## Goal:
Quote all of the data below exactly, please.
** Begin Data **
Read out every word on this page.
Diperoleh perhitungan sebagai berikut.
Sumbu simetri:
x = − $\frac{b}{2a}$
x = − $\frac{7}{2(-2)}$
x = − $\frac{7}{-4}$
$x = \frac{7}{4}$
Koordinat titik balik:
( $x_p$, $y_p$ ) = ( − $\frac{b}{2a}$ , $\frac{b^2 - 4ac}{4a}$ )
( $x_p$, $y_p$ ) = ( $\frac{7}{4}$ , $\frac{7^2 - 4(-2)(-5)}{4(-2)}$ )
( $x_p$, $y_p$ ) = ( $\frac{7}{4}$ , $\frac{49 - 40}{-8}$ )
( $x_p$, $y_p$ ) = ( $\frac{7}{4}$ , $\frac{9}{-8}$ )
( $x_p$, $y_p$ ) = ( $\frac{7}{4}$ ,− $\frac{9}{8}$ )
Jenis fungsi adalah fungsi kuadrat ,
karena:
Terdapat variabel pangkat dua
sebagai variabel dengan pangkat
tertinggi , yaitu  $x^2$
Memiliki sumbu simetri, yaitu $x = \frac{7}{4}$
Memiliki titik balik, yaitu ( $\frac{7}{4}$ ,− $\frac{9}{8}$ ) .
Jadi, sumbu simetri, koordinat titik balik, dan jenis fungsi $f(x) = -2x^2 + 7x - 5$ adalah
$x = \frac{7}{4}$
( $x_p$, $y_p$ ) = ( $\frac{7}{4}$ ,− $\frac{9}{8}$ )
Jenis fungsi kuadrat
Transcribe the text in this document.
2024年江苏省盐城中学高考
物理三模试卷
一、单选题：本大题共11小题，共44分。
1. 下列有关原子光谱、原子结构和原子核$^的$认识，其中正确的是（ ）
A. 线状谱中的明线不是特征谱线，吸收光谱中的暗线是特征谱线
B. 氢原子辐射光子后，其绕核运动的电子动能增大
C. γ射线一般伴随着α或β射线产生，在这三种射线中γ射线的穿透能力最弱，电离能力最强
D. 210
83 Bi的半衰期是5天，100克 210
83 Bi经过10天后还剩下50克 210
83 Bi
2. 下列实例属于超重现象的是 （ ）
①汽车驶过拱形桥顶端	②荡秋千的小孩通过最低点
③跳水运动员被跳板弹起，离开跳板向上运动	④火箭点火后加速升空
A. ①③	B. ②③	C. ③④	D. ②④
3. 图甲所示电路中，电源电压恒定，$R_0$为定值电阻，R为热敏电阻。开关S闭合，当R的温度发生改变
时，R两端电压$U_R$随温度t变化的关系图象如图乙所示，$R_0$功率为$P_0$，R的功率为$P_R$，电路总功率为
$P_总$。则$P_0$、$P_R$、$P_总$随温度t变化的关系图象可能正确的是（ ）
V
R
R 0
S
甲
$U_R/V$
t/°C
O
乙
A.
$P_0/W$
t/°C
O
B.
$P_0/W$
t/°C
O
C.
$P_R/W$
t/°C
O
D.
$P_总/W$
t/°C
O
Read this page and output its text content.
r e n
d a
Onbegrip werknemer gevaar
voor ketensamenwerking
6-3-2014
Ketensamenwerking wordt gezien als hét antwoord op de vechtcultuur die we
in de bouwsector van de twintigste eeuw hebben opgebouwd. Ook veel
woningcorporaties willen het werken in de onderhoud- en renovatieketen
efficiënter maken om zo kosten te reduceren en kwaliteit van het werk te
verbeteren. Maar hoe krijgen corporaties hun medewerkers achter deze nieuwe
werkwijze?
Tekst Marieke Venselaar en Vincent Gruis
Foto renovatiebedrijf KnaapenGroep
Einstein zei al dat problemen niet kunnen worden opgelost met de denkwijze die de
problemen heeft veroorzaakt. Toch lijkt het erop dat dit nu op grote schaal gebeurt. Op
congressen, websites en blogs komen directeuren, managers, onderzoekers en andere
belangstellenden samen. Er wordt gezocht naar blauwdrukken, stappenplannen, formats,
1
** End Data **
## Worked solution:
Read out every word on this page.
Diperoleh perhitungan sebagai berikut.
Sumbu simetri:
x = − $\frac{b}{2a}$
x = − $\frac{7}{2(-2)}$
x = − $\frac{7}{-4}$
$x = \frac{7}{4}$
Koordinat titik balik:
( $x_p$, $y_p$ ) = ( − $\frac{b}{2a}$ , $\frac{b^2 - 4ac}{4a}$ )
( $x_p$, $y_p$ ) = ( $\frac{7}{4}$ , $\frac{7^2 - 4(-2)(-5)}{4(-2)}$ )
( $x_p$, $y_p$ ) = ( $\frac{7}{4}$ , $\frac{49 - 40}{-8}$ )
( $x_p$, $y_p$ ) = ( $\frac{7}{4}$ , $\frac{9}{-8}$ )
( $x_p$, $y_p$ ) = ( $\frac{7}{4}$ ,− $\frac{9}{8}$ )
Jenis fungsi adalah fungsi kuadrat ,
karena:
Terdapat variabel pangkat dua
sebagai variabel dengan pangkat
tertinggi , yaitu  $x^2$
Memiliki sumbu simetri, yaitu $x = \frac{7}{4}$
Memiliki titik balik, yaitu ( $\frac{7}{4}$ ,− $\frac{9}{8}$ ) .
Jadi, sumbu simetri, koordinat titik balik, dan jenis fungsi $f(x) = -2x^2 + 7x - 5$ adalah
$x = \frac{7}{4}$
( $x_p$, $y_p$ ) = ( $\frac{7}{4}$ ,− $\frac{9}{8}$ )
Jenis fungsi kuadrat
Transcribe the text in this document.
2024年江苏省盐城中学高考
物理三模试卷
一、单选题：本大题共11小题，共44分。
1. 下列有关原子光谱、原子结构和原子核$^的$认识，其中正确的是（ ）
A. 线状谱中的明线不是特征谱线，吸收光谱中的暗线是特征谱线
B. 氢原子辐射光子后，其绕核运动的电子动能增大
C. γ射线一般伴随着α或β射线产生，在这三种射线中γ射线的穿透能力最弱，电离能力最强
D. 210
83 Bi的半衰期是5天，100克 210
83 Bi经过10天后还剩下50克 210
83 Bi
2. 下列实例属于超重现象的是 （ ）
①汽车驶过拱形桥顶端	②荡秋千的小孩通过最低点
③跳水运动员被跳板弹起，离开跳板向上运动	④火箭点火后加速升空
A. ①③	B. ②③	C. ③④	D. ②④
3. 图甲所示电路中，电源电压恒定，$R_0$为定值电阻，R为热敏电阻。开关S闭合，当R的温度发生改变
时，R两端电压$U_R$随温度t变化的关系图象如图乙所示，$R_0$功率为$P_0$，R的功率为$P_R$，电路总功率为
$P_总$。则$P_0$、$P_R$、$P_总$随温度t变化的关系图象可能正确的是（ ）
V
R
R 0
S
甲
$U_R/V$
t/°C
O
乙
A.
$P_0/W$
t/°C
O
B.
$P_0/W$
t/°C
O
C.
$P_R/W$
t/°C
O
D.
$P_总/W$
t/°C
O
Read this page and output its text content.
r e n
d a
Onbegrip werknemer gevaar
voor ketensamenwerking
6-3-2014
Ketensamenwerking wordt gezien als hét antwoord op de vechtcultuur die we
in de bouwsector van de twintigste eeuw hebben opgebouwd. Ook veel
woningcorporaties willen het werken in de onderhoud- en renovatieketen
efficiënter maken om zo kosten te reduceren en kwaliteit van het werk te
verbeteren. Maar hoe krijgen corporaties hun medewerkers achter deze nieuwe
werkwijze?
Tekst Marieke Venselaar en Vincent Gruis
Foto renovatiebedrijf KnaapenGroep
Einstein zei al dat problemen niet kunnen worden opgelost met de denkwijze die de
problemen heeft veroorzaakt. Toch lijkt het erop dat dit nu op grote schaal gebeurt. Op
congressen, websites en blogs komen directeuren, managers, onderzoekers en andere
belangstellenden samen. Er wordt gezocht naar blauwdrukken, stappenplannen, formats,
1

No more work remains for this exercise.